# Exercise description:
Transcribe the listing word for word.

# Data excerpts:

..........

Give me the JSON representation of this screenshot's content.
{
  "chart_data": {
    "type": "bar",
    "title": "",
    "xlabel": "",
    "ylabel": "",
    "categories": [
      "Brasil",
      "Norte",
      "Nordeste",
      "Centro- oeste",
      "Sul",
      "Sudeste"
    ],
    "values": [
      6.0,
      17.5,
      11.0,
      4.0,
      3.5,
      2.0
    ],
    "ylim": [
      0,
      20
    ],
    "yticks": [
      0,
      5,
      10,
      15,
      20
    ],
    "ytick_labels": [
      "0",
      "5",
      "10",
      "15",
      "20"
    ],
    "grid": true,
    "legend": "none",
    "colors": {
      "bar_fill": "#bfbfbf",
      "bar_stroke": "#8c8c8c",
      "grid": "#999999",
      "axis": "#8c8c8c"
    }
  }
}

..........

# Completed task:
Give me the JSON representation of this screenshot's content.
{
  "chart_data": {
    "type": "bar",
    "title": "",
    "xlabel": "",
    "ylabel": "",
    "categories": [
      "Brasil",
      "Norte",
      "Nordeste",
      "Centro- oeste",
      "Sul",
      "Sudeste"
    ],
    "values": [
      6.0,
      17.5,
      11.0,
      4.0,
      3.5,
      2.0
    ],
    "ylim": [
      0,
      20
    ],
    "yticks": [
      0,
      5,
      10,
      15,
      20
    ],
    "ytick_labels": [
      "0",
      "5",
      "10",
      "15",
      "20"
    ],
    "grid": true,
    "legend": "none",
    "colors": {
      "bar_fill": "#bfbfbf",
      "bar_stroke": "#8c8c8c",
      "grid": "#999999",
      "axis": "#8c8c8c"
    }
  }
}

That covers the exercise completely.